Task objective: Return the records that follow unaltered. Omit every picture.

:::

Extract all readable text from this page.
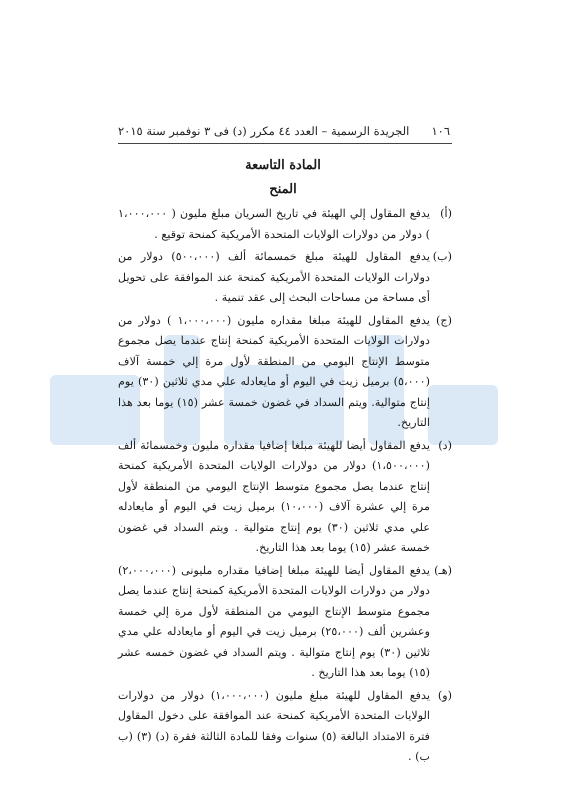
١٠٦
الجريدة الرسمية – العدد ٤٤ مكرر (د) فى ٣ نوفمبر سنة ٢٠١٥
المادة التاسعة
المنح
(أ)
يدفع المقاول إلي الهيئة في تاريخ السريان مبلغ مليون ( ١،٠٠٠،٠٠٠ ) دولار من دولارات الولايات المتحدة الأمريكية كمنحة توقيع .
(ب)
يدفع المقاول للهيئة مبلغ خمسمائة ألف (٥٠٠،٠٠٠) دولار من دولارات الولايات المتحدة الأمريكية كمنحة عند الموافقة على تحويل أى مساحة من مساحات البحث إلى عقد تنمية .
(ج)
يدفع المقاول للهيئة مبلغا مقداره مليون (١،٠٠٠،٠٠٠ ) دولار من دولارات الولايات المتحدة الأمريكية كمنحة إنتاج عندما يصل مجموع متوسط الإنتاج اليومي من المنطقة لأول مرة إلي خمسة آلاف (٥،٠٠٠) برميل زيت في اليوم أو مايعادله علي مدي ثلاثين (٣٠) يوم إنتاج متوالية. ويتم السداد في غضون خمسة عشر (١٥) يوما بعد هذا التاريخ.
(د)
يدفع المقاول أيضا للهيئة مبلغا إضافيا مقداره مليون وخمسمائة ألف (١،٥٠٠،٠٠٠) دولار من دولارات الولايات المتحدة الأمريكية كمنحة إنتاج عندما يصل مجموع متوسط الإنتاج اليومي من المنطقة لأول مرة إلي عشرة آلاف (١٠،٠٠٠) برميل زيت في اليوم أو مايعادله علي مدي ثلاثين (٣٠) يوم إنتاج متوالية . ويتم السداد في غضون خمسة عشر (١٥) يوما بعد هذا التاريخ.
(هـ)
يدفع المقاول أيضا للهيئة مبلغا إضافيا مقداره مليونى (٢،٠٠٠،٠٠٠) دولار من دولارات الولايات المتحدة الأمريكية كمنحة إنتاج عندما يصل مجموع متوسط الإنتاج اليومي من المنطقة لأول مرة إلي خمسة وعشرين ألف (٢٥،٠٠٠) برميل زيت في اليوم أو مايعادله علي مدي ثلاثين (٣٠) يوم إنتاج متوالية . ويتم السداد في غضون خمسه عشر (١٥) يوما بعد هذا التاريخ .
(و)
يدفع المقاول للهيئة مبلغ مليون (١،٠٠٠،٠٠٠) دولار من دولارات الولايات المتحدة الأمريكية كمنحة عند الموافقة على دخول المقاول فترة الامتداد البالغة (٥) سنوات وفقا للمادة الثالثة فقرة (د) (٣) (ب ب) .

:::

The answer:
Extract all readable text from this page.
١٠٦
الجريدة الرسمية – العدد ٤٤ مكرر (د) فى ٣ نوفمبر سنة ٢٠١٥
المادة التاسعة
المنح
(أ)
يدفع المقاول إلي الهيئة في تاريخ السريان مبلغ مليون ( ١،٠٠٠،٠٠٠ ) دولار من دولارات الولايات المتحدة الأمريكية كمنحة توقيع .
(ب)
يدفع المقاول للهيئة مبلغ خمسمائة ألف (٥٠٠،٠٠٠) دولار من دولارات الولايات المتحدة الأمريكية كمنحة عند الموافقة على تحويل أى مساحة من مساحات البحث إلى عقد تنمية .
(ج)
يدفع المقاول للهيئة مبلغا مقداره مليون (١،٠٠٠،٠٠٠ ) دولار من دولارات الولايات المتحدة الأمريكية كمنحة إنتاج عندما يصل مجموع متوسط الإنتاج اليومي من المنطقة لأول مرة إلي خمسة آلاف (٥،٠٠٠) برميل زيت في اليوم أو مايعادله علي مدي ثلاثين (٣٠) يوم إنتاج متوالية. ويتم السداد في غضون خمسة عشر (١٥) يوما بعد هذا التاريخ.
(د)
يدفع المقاول أيضا للهيئة مبلغا إضافيا مقداره مليون وخمسمائة ألف (١،٥٠٠،٠٠٠) دولار من دولارات الولايات المتحدة الأمريكية كمنحة إنتاج عندما يصل مجموع متوسط الإنتاج اليومي من المنطقة لأول مرة إلي عشرة آلاف (١٠،٠٠٠) برميل زيت في اليوم أو مايعادله علي مدي ثلاثين (٣٠) يوم إنتاج متوالية . ويتم السداد في غضون خمسة عشر (١٥) يوما بعد هذا التاريخ.
(هـ)
يدفع المقاول أيضا للهيئة مبلغا إضافيا مقداره مليونى (٢،٠٠٠،٠٠٠) دولار من دولارات الولايات المتحدة الأمريكية كمنحة إنتاج عندما يصل مجموع متوسط الإنتاج اليومي من المنطقة لأول مرة إلي خمسة وعشرين ألف (٢٥،٠٠٠) برميل زيت في اليوم أو مايعادله علي مدي ثلاثين (٣٠) يوم إنتاج متوالية . ويتم السداد في غضون خمسه عشر (١٥) يوما بعد هذا التاريخ .
(و)
يدفع المقاول للهيئة مبلغ مليون (١،٠٠٠،٠٠٠) دولار من دولارات الولايات المتحدة الأمريكية كمنحة عند الموافقة على دخول المقاول فترة الامتداد البالغة (٥) سنوات وفقا للمادة الثالثة فقرة (د) (٣) (ب ب) .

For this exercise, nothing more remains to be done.